**GIVEN PROBLEM**: Answer with one number: how many lines hold the string "Jeszcze".

(Data excerpts)
== == ==

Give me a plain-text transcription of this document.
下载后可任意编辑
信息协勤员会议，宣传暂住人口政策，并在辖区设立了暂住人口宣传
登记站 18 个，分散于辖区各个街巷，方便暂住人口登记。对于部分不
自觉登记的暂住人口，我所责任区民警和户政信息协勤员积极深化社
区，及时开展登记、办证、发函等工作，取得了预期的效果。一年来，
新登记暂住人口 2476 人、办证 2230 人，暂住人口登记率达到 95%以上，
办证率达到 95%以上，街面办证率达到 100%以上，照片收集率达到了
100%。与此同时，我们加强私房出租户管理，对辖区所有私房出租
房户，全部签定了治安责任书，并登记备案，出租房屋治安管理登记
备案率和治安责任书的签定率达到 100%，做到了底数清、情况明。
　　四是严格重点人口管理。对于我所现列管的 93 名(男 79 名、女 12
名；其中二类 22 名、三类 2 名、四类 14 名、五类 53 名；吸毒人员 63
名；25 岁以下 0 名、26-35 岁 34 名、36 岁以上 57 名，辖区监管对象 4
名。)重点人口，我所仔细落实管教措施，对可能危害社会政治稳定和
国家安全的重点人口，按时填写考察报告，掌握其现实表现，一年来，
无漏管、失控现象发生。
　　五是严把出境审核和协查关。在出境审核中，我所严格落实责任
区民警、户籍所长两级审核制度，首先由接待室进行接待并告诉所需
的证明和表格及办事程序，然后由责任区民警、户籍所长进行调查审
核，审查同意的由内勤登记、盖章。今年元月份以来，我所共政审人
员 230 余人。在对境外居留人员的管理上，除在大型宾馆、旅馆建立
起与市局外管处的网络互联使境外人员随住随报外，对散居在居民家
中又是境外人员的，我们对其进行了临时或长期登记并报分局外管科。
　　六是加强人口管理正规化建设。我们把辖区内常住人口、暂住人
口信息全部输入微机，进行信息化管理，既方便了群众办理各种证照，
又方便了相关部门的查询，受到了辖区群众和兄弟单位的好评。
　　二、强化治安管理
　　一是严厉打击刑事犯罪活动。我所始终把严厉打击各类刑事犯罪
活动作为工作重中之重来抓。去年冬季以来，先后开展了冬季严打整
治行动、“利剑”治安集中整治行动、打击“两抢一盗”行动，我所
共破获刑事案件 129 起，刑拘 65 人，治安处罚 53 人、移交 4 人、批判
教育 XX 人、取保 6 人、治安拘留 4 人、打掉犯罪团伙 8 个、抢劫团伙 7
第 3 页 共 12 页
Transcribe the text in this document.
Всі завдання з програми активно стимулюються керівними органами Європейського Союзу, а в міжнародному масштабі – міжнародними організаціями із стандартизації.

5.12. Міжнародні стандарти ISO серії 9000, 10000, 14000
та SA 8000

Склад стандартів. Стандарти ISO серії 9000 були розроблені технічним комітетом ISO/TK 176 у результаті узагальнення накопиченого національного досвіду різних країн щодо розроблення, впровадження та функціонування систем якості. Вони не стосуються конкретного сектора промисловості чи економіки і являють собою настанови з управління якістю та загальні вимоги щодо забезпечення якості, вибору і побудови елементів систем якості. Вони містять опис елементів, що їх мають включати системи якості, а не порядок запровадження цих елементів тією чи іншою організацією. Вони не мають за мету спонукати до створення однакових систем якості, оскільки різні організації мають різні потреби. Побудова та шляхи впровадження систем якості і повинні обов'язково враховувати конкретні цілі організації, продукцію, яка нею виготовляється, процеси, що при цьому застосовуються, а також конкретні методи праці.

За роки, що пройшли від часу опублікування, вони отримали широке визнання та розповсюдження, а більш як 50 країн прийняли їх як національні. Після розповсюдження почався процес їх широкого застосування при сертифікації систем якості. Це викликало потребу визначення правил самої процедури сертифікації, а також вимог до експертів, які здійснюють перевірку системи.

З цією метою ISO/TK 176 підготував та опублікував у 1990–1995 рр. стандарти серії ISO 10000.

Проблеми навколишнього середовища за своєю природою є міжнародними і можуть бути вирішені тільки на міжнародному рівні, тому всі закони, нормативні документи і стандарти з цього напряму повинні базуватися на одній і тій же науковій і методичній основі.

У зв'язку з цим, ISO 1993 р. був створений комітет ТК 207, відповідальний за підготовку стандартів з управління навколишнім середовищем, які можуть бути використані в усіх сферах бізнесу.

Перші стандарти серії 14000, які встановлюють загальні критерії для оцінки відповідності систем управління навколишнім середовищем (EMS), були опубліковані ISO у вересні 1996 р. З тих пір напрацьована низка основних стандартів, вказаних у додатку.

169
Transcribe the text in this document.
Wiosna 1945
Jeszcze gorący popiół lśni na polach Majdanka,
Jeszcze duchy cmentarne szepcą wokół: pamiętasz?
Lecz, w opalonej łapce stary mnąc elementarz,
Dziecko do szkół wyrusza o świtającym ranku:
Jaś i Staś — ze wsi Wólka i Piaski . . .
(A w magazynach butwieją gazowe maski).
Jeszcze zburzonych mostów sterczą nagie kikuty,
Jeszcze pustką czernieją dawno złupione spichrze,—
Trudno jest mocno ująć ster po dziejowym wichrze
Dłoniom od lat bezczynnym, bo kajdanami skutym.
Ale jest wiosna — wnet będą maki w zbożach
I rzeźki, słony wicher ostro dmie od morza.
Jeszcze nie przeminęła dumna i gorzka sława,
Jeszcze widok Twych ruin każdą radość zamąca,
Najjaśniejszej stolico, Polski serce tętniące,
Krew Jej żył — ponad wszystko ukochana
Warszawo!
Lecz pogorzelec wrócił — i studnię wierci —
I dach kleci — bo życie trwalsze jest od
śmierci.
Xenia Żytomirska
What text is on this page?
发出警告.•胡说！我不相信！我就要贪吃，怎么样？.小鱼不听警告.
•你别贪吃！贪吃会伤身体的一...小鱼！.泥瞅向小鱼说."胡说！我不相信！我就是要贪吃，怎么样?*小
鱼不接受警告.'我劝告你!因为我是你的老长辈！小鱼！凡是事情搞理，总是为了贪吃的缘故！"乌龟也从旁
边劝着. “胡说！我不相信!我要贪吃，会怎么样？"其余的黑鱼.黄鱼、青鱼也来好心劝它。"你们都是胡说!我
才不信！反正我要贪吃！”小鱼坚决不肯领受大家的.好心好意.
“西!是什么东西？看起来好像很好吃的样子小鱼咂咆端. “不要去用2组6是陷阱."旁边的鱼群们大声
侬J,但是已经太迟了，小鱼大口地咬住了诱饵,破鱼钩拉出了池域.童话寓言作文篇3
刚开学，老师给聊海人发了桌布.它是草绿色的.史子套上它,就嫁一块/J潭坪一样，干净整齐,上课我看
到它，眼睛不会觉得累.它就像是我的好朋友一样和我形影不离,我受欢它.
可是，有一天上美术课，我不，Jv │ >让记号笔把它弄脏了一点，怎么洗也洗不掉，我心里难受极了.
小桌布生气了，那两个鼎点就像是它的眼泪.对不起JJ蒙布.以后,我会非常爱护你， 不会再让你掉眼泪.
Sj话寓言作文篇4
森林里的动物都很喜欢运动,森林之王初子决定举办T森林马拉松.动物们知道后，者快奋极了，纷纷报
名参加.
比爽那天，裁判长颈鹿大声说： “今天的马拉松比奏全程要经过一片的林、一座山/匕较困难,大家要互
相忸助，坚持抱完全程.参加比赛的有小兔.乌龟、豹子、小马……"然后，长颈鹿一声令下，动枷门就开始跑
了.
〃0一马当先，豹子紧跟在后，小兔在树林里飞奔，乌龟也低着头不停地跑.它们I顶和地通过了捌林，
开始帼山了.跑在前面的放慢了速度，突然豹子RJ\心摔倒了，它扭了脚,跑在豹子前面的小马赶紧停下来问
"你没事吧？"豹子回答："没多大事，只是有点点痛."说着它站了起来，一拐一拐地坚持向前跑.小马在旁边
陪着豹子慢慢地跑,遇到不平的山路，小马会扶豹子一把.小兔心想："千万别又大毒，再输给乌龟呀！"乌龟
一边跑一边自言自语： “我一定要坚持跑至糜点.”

== == ==

**TASK RESPONSE**: 6